▶ TASK TO COMPLETE: Repeat every record below exactly, omitting any pictures.
· · · · ·
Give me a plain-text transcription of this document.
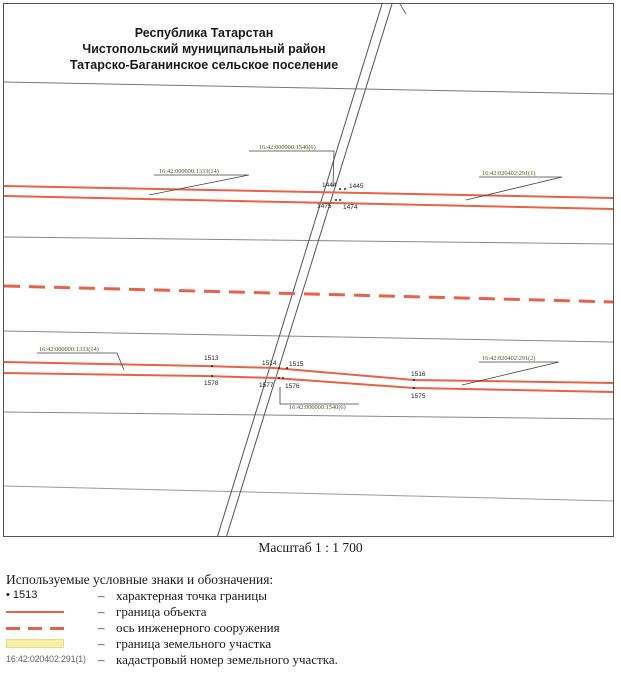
16:42:000000:1333(14)
16:42:000000:1540(6)
16:42:020402:291(1)
16:42:000000:1333(14)
16:42:000000:1540(6)
16:42:020402:291(2)
1444 1445
1475 1474
1513
1514 1515
1516
1578	1577 1576
1575
Республика Татарстан
Чистопольский муниципальный район
Татарско-Баганинское сельское поселение
Масштаб 1 : 1 700
Используемые условные знаки и обозначения:
• 1513	– характерная точка границы
– граница объекта
– ось инженерного сооружения
– граница земельного участка
16:42:020402:291(1) – кадастровый номер земельного участка.
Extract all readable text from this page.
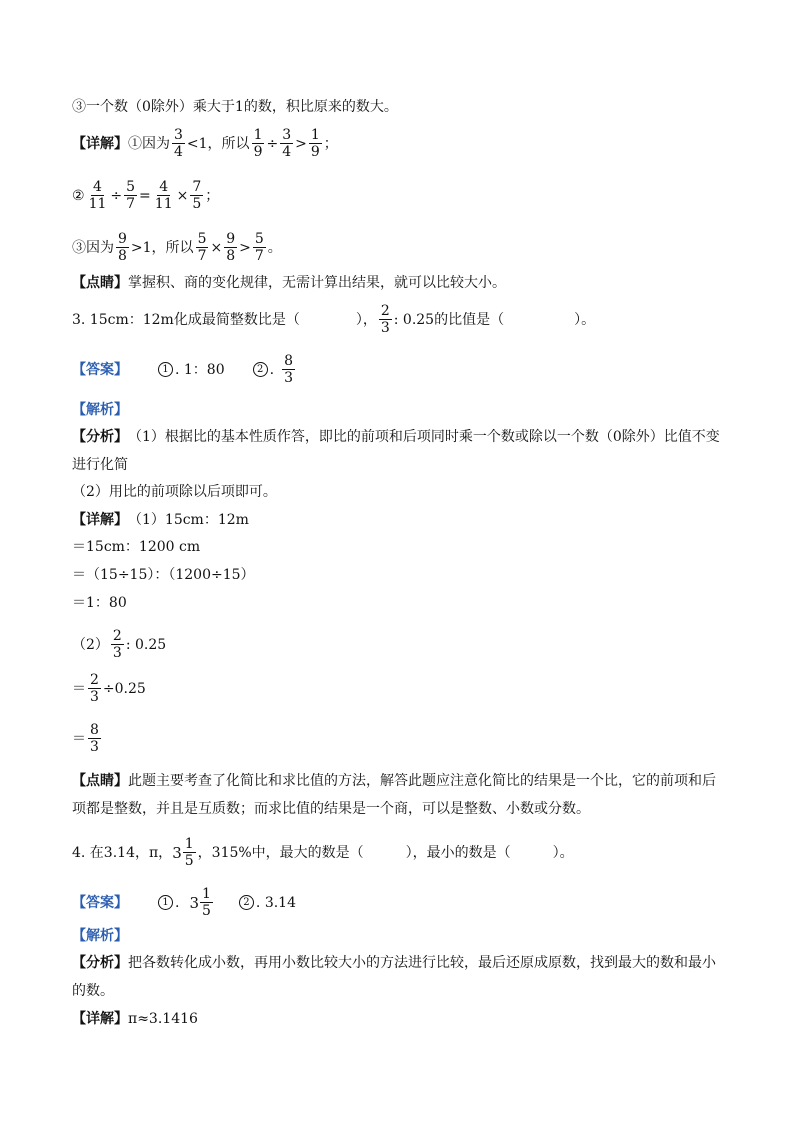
③一个数（0除外）乘大于1的数，积比原来的数大。
【详解】 ①因为 $\frac{3}{4} <1$，所以 $\frac{1}{9} \div \frac{3}{4} > \frac{1}{9}$ ；
② $\frac{4}{11} \div \frac{5}{7} = \frac{4}{11} \times \frac{7}{5}$ ；
③因为 $\frac{9}{8} >1$，所以 $\frac{5}{7} \times \frac{9}{8} > \frac{5}{7}$ 。
【点睛】 掌握积、商的变化规律，无需计算出结果，就可以比较大小。
3. 15cm：12m化成最简整数比是（　　　　）， $\frac{2}{3}$ : 0.25的比值是（　　　　　）。
【答案】	1 . 1：80	2 . $\frac{8}{3}$
【解析】
【分析】 （1）根据比的基本性质作答，即比的前项和后项同时乘一个数或除以一个数（0除外）比值不变
进行化简
（2）用比的前项除以后项即可。
【详解】 （1）15cm：12m
＝15cm：1200 cm
＝（15÷15）：（1200÷15）
＝1：80
$(2) \frac{2}{3}$ : 0.25
＝ $\frac{2}{3} \div 0.25$
＝ $\frac{8}{3}$
【点睛】 此题主要考查了化简比和求比值的方法，解答此题应注意化简比的结果是一个比，它的前项和后
项都是整数，并且是互质数；而求比值的结果是一个商，可以是整数、小数或分数。
4. 在3.14，π， $3 \frac{1}{5}$ ，315%中，最大的数是（　　　），最小的数是（　　　）。
【答案】	1 . $3 \frac{1}{5}$	2 . 3.14
【解析】
【分析】 把各数转化成小数，再用小数比较大小的方法进行比较，最后还原成原数，找到最大的数和最小
的数。
【详解】 π≈3.1416
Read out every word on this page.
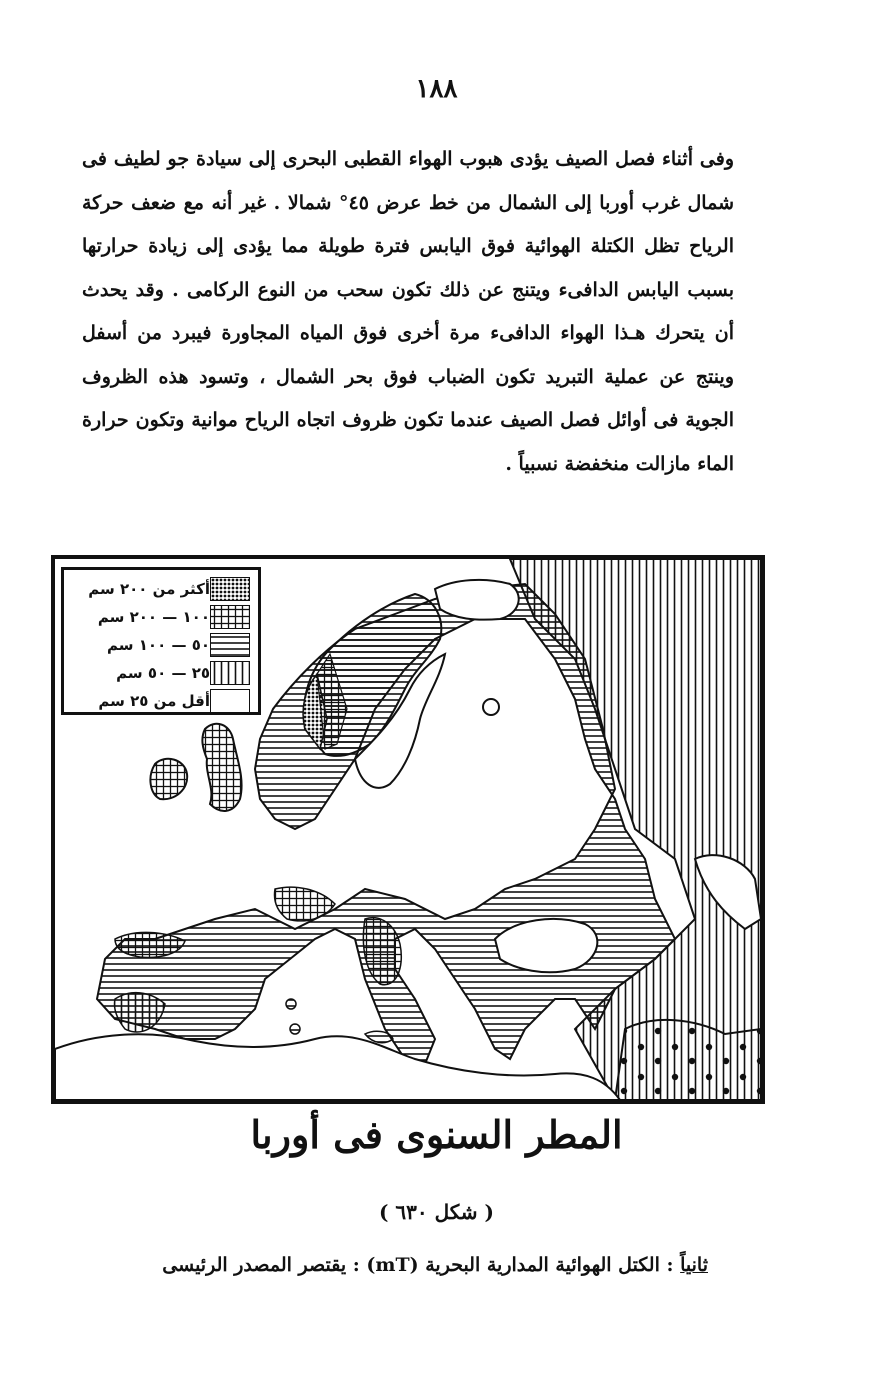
١٨٨

وفى أثناء فصل الصيف يؤدى هبوب الهواء القطبى البحرى إلى سيادة جو لطيف فى شمال غرب أوربا إلى الشمال من خط عرض ٤٥° شمالا . غير أنه مع ضعف حركة الرياح تظل الكتلة الهوائية فوق اليابس فترة طويلة مما يؤدى إلى زيادة حرارتها بسبب اليابس الدافىء ويتنج عن ذلك تكون سحب من النوع الركامى . وقد يحدث أن يتحرك هـذا الهواء الدافىء مرة أخرى فوق المياه المجاورة فيبرد من أسفل وينتج عن عملية التبريد تكون الضباب فوق بحر الشمال ، وتسود هذه الظروف الجوية فى أوائل فصل الصيف عندما تكون ظروف اتجاه الرياح موانية وتكون حرارة الماء مازالت منخفضة نسبياً .

أكثر من ٢٠٠ سم
١٠٠ — ٢٠٠ سم
٥٠ — ١٠٠ سم
٢٥ — ٥٠ سم
أقل من ٢٥ سم
المطر السنوى فى أوربا
( شكل ٦٣٠ )
ثانياً : الكتل الهوائية المدارية البحرية (mT) : يقتصر المصدر الرئيسى
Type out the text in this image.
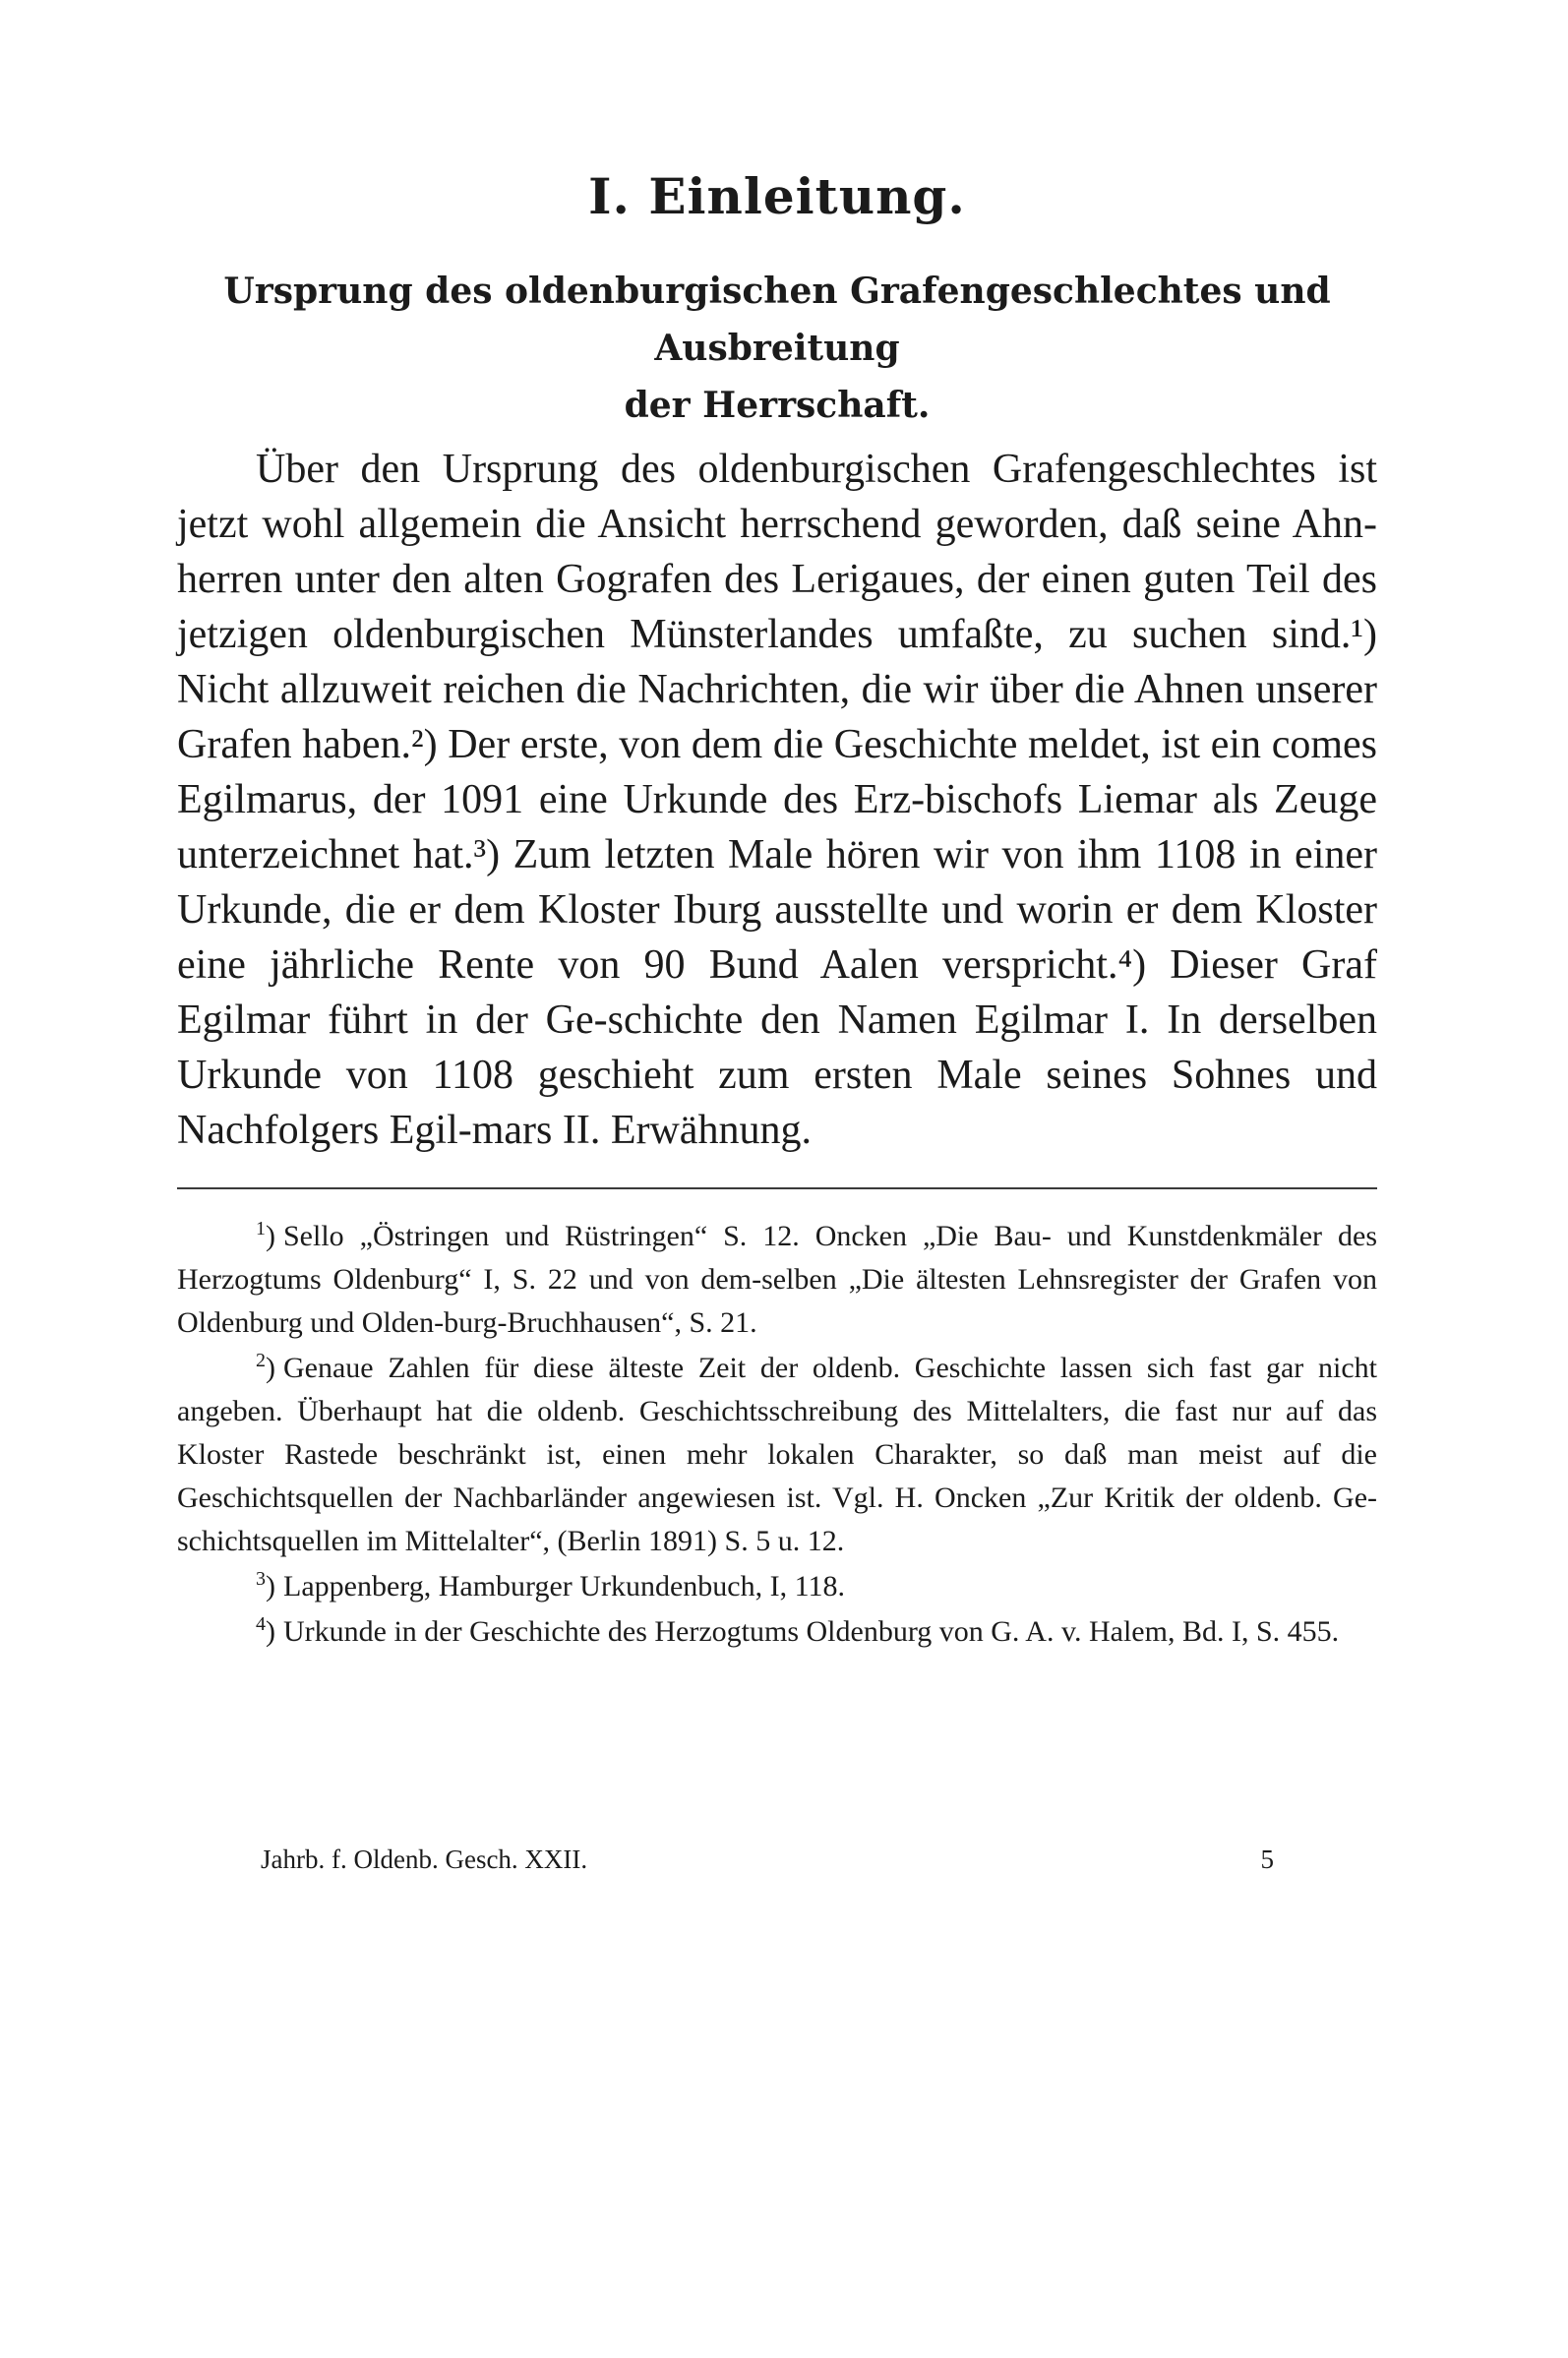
I. Einleitung.
Ursprung des oldenburgischen Grafengeschlechtes und Ausbreitung
der Herrschaft.

Über den Ursprung des oldenburgischen Grafengeschlechtes ist jetzt wohl allgemein die Ansicht herrschend geworden, daß seine Ahn-herren unter den alten Gografen des Lerigaues, der einen guten Teil des jetzigen oldenburgischen Münsterlandes umfaßte, zu suchen sind.¹) Nicht allzuweit reichen die Nachrichten, die wir über die Ahnen unserer Grafen haben.²) Der erste, von dem die Geschichte meldet, ist ein comes Egilmarus, der 1091 eine Urkunde des Erz-bischofs Liemar als Zeuge unterzeichnet hat.³) Zum letzten Male hören wir von ihm 1108 in einer Urkunde, die er dem Kloster Iburg ausstellte und worin er dem Kloster eine jährliche Rente von 90 Bund Aalen verspricht.⁴) Dieser Graf Egilmar führt in der Ge-schichte den Namen Egilmar I. In derselben Urkunde von 1108 geschieht zum ersten Male seines Sohnes und Nachfolgers Egil-mars II. Erwähnung.

$^1$) Sello „Östringen und Rüstringen“ S. 12. Oncken „Die Bau- und Kunstdenkmäler des Herzogtums Oldenburg“ I, S. 22 und von dem-selben „Die ältesten Lehnsregister der Grafen von Oldenburg und Olden-burg-Bruchhausen“, S. 21.

$^2$) Genaue Zahlen für diese älteste Zeit der oldenb. Geschichte lassen sich fast gar nicht angeben. Überhaupt hat die oldenb. Geschichtsschreibung des Mittelalters, die fast nur auf das Kloster Rastede beschränkt ist, einen mehr lokalen Charakter, so daß man meist auf die Geschichtsquellen der Nachbarländer angewiesen ist. Vgl. H. Oncken „Zur Kritik der oldenb. Ge-schichtsquellen im Mittelalter“, (Berlin 1891) S. 5 u. 12.

$^3$) Lappenberg, Hamburger Urkundenbuch, I, 118.

$^4$) Urkunde in der Geschichte des Herzogtums Oldenburg von G. A. v. Halem, Bd. I, S. 455.

Jahrb. f. Oldenb. Gesch. XXII.	5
· · · · ·
▶ EXERCISE RESPONSE:
Give me a plain-text transcription of this document.
16:42:000000:1333(14)
16:42:000000:1540(6)
16:42:020402:291(1)
16:42:000000:1333(14)
16:42:000000:1540(6)
16:42:020402:291(2)
1444 1445
1475 1474
1513
1514 1515
1516
1578	1577 1576
1575
Республика Татарстан
Чистопольский муниципальный район
Татарско-Баганинское сельское поселение
Масштаб 1 : 1 700
Используемые условные знаки и обозначения:
• 1513	– характерная точка границы
– граница объекта
– ось инженерного сооружения
– граница земельного участка
16:42:020402:291(1) – кадастровый номер земельного участка.
Extract all readable text from this page.
③一个数（0除外）乘大于1的数，积比原来的数大。
【详解】 ①因为 $\frac{3}{4} <1$，所以 $\frac{1}{9} \div \frac{3}{4} > \frac{1}{9}$ ；
② $\frac{4}{11} \div \frac{5}{7} = \frac{4}{11} \times \frac{7}{5}$ ；
③因为 $\frac{9}{8} >1$，所以 $\frac{5}{7} \times \frac{9}{8} > \frac{5}{7}$ 。
【点睛】 掌握积、商的变化规律，无需计算出结果，就可以比较大小。
3. 15cm：12m化成最简整数比是（　　　　）， $\frac{2}{3}$ : 0.25的比值是（　　　　　）。
【答案】	1 . 1：80	2 . $\frac{8}{3}$
【解析】
【分析】 （1）根据比的基本性质作答，即比的前项和后项同时乘一个数或除以一个数（0除外）比值不变
进行化简
（2）用比的前项除以后项即可。
【详解】 （1）15cm：12m
＝15cm：1200 cm
＝（15÷15）：（1200÷15）
＝1：80
$(2) \frac{2}{3}$ : 0.25
＝ $\frac{2}{3} \div 0.25$
＝ $\frac{8}{3}$
【点睛】 此题主要考查了化简比和求比值的方法，解答此题应注意化简比的结果是一个比，它的前项和后
项都是整数，并且是互质数；而求比值的结果是一个商，可以是整数、小数或分数。
4. 在3.14，π， $3 \frac{1}{5}$ ，315%中，最大的数是（　　　），最小的数是（　　　）。
【答案】	1 . $3 \frac{1}{5}$	2 . 3.14
【解析】
【分析】 把各数转化成小数，再用小数比较大小的方法进行比较，最后还原成原数，找到最大的数和最小
的数。
【详解】 π≈3.1416
Read out every word on this page.
١٨٨

وفى أثناء فصل الصيف يؤدى هبوب الهواء القطبى البحرى إلى سيادة جو لطيف فى شمال غرب أوربا إلى الشمال من خط عرض ٤٥° شمالا . غير أنه مع ضعف حركة الرياح تظل الكتلة الهوائية فوق اليابس فترة طويلة مما يؤدى إلى زيادة حرارتها بسبب اليابس الدافىء ويتنج عن ذلك تكون سحب من النوع الركامى . وقد يحدث أن يتحرك هـذا الهواء الدافىء مرة أخرى فوق المياه المجاورة فيبرد من أسفل وينتج عن عملية التبريد تكون الضباب فوق بحر الشمال ، وتسود هذه الظروف الجوية فى أوائل فصل الصيف عندما تكون ظروف اتجاه الرياح موانية وتكون حرارة الماء مازالت منخفضة نسبياً .

أكثر من ٢٠٠ سم
١٠٠ — ٢٠٠ سم
٥٠ — ١٠٠ سم
٢٥ — ٥٠ سم
أقل من ٢٥ سم
المطر السنوى فى أوربا
( شكل ٦٣٠ )
ثانياً : الكتل الهوائية المدارية البحرية (mT) : يقتصر المصدر الرئيسى
Type out the text in this image.
I. Einleitung.
Ursprung des oldenburgischen Grafengeschlechtes und Ausbreitung
der Herrschaft.

Über den Ursprung des oldenburgischen Grafengeschlechtes ist jetzt wohl allgemein die Ansicht herrschend geworden, daß seine Ahn-herren unter den alten Gografen des Lerigaues, der einen guten Teil des jetzigen oldenburgischen Münsterlandes umfaßte, zu suchen sind.¹) Nicht allzuweit reichen die Nachrichten, die wir über die Ahnen unserer Grafen haben.²) Der erste, von dem die Geschichte meldet, ist ein comes Egilmarus, der 1091 eine Urkunde des Erz-bischofs Liemar als Zeuge unterzeichnet hat.³) Zum letzten Male hören wir von ihm 1108 in einer Urkunde, die er dem Kloster Iburg ausstellte und worin er dem Kloster eine jährliche Rente von 90 Bund Aalen verspricht.⁴) Dieser Graf Egilmar führt in der Ge-schichte den Namen Egilmar I. In derselben Urkunde von 1108 geschieht zum ersten Male seines Sohnes und Nachfolgers Egil-mars II. Erwähnung.

$^1$) Sello „Östringen und Rüstringen“ S. 12. Oncken „Die Bau- und Kunstdenkmäler des Herzogtums Oldenburg“ I, S. 22 und von dem-selben „Die ältesten Lehnsregister der Grafen von Oldenburg und Olden-burg-Bruchhausen“, S. 21.

$^2$) Genaue Zahlen für diese älteste Zeit der oldenb. Geschichte lassen sich fast gar nicht angeben. Überhaupt hat die oldenb. Geschichtsschreibung des Mittelalters, die fast nur auf das Kloster Rastede beschränkt ist, einen mehr lokalen Charakter, so daß man meist auf die Geschichtsquellen der Nachbarländer angewiesen ist. Vgl. H. Oncken „Zur Kritik der oldenb. Ge-schichtsquellen im Mittelalter“, (Berlin 1891) S. 5 u. 12.

$^3$) Lappenberg, Hamburger Urkundenbuch, I, 118.

$^4$) Urkunde in der Geschichte des Herzogtums Oldenburg von G. A. v. Halem, Bd. I, S. 455.

Jahrb. f. Oldenb. Gesch. XXII.	5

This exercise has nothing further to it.